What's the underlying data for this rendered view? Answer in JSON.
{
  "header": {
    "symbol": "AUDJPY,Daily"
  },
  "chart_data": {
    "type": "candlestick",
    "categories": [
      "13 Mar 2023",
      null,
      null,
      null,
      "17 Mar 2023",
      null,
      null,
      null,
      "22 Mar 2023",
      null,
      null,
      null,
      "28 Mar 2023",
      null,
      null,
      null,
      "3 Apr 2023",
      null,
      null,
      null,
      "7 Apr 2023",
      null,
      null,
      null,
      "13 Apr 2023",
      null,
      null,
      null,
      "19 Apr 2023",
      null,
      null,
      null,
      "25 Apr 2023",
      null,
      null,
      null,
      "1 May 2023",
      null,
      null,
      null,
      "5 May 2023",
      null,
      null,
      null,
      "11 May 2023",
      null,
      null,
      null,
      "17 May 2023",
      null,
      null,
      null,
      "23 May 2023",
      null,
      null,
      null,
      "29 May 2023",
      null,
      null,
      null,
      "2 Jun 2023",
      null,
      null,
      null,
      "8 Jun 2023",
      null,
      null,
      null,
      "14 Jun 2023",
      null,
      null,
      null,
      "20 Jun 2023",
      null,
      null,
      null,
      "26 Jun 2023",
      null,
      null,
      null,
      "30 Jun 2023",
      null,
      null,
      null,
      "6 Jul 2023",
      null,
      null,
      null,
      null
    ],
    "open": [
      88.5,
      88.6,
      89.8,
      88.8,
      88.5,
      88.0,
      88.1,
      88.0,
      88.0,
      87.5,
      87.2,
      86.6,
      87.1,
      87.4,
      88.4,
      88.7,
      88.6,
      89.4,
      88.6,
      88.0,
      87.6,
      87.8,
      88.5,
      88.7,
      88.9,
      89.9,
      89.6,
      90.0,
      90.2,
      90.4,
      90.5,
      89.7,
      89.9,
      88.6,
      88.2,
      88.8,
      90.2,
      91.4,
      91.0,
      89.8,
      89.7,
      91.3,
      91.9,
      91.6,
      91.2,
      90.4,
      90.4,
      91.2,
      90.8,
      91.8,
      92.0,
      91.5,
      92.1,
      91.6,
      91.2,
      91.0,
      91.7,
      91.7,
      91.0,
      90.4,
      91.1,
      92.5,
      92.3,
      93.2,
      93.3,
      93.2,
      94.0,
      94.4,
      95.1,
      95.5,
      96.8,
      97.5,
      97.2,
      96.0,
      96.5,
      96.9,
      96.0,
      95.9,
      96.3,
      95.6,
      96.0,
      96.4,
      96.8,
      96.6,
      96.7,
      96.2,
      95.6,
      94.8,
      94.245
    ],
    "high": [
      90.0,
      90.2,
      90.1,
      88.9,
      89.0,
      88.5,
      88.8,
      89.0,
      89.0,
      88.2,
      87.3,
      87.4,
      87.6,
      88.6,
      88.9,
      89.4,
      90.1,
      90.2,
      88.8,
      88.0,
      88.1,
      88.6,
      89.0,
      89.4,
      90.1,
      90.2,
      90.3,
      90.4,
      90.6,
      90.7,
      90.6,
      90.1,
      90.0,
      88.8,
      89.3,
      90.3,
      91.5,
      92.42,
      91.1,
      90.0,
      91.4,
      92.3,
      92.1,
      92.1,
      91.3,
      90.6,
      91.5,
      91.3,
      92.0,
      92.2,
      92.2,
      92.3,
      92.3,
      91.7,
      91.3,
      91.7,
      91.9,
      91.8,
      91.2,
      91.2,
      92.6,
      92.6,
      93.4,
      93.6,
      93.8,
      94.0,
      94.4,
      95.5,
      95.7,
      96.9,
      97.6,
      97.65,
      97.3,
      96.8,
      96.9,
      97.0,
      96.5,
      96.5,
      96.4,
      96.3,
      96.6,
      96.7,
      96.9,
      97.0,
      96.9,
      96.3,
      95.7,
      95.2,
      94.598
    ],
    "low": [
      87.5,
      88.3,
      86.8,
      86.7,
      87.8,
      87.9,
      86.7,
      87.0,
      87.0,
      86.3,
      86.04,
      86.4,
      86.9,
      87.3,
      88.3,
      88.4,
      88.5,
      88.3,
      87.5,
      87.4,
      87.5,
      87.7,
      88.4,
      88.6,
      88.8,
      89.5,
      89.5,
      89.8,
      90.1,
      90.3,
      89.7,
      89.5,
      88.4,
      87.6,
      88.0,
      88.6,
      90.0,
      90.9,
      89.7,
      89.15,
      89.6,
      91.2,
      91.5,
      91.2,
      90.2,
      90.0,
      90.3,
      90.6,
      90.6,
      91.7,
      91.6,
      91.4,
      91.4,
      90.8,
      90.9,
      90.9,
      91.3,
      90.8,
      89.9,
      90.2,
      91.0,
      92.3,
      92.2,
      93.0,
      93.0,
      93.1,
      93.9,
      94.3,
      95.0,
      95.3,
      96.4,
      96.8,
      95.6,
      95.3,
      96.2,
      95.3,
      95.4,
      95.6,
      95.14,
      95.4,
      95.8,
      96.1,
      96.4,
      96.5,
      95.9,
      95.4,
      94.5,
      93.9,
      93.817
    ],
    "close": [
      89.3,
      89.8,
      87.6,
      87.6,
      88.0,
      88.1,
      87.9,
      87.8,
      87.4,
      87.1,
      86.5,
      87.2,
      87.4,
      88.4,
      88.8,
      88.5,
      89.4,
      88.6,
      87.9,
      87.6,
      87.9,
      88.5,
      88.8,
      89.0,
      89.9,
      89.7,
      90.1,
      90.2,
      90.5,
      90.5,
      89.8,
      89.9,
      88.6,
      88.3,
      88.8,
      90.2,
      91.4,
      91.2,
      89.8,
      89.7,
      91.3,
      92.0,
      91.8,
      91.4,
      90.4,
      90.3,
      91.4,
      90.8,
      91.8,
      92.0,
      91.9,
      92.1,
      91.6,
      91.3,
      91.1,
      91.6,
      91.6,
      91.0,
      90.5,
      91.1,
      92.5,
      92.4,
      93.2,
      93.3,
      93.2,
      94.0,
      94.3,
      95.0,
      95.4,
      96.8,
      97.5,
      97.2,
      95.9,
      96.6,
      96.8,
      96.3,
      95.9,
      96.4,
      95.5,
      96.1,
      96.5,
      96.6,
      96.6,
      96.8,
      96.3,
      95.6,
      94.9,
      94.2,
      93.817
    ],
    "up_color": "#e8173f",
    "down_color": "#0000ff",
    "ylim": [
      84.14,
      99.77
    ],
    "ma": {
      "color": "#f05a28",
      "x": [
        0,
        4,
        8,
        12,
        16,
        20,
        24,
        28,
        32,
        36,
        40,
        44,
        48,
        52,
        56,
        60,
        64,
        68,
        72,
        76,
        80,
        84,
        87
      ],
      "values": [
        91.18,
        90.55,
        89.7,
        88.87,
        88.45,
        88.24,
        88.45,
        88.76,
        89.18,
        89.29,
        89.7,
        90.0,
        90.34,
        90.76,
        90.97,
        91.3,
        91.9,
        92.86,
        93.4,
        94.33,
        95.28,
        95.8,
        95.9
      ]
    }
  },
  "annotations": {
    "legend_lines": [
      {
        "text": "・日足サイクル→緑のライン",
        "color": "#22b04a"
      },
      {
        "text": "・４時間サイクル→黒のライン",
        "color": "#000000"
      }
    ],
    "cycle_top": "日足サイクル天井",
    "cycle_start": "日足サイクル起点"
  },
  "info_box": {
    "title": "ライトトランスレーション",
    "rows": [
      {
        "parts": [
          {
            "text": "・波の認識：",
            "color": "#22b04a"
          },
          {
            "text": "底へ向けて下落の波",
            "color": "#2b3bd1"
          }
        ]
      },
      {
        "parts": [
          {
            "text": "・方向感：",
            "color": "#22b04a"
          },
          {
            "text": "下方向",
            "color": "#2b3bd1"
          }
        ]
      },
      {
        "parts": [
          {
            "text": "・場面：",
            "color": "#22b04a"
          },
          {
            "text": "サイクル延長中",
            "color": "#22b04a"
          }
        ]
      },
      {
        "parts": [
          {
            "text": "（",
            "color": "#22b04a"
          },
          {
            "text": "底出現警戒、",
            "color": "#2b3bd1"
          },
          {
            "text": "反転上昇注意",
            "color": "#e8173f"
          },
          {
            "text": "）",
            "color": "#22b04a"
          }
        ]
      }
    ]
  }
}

Task requirements: Return all lines of the material above in which the word "text" occurs.

The result:
        "text": "・日足サイクル→緑のライン",
        "text": "・４時間サイクル→黒のライン",
            "text": "・波の認識：",
            "text": "底へ向けて下落の波",
            "text": "・方向感：",
            "text": "下方向",
            "text": "・場面：",
            "text": "サイクル延長中",
            "text": "（",
            "text": "底出現警戒、",
            "text": "反転上昇注意",
            "text": "）",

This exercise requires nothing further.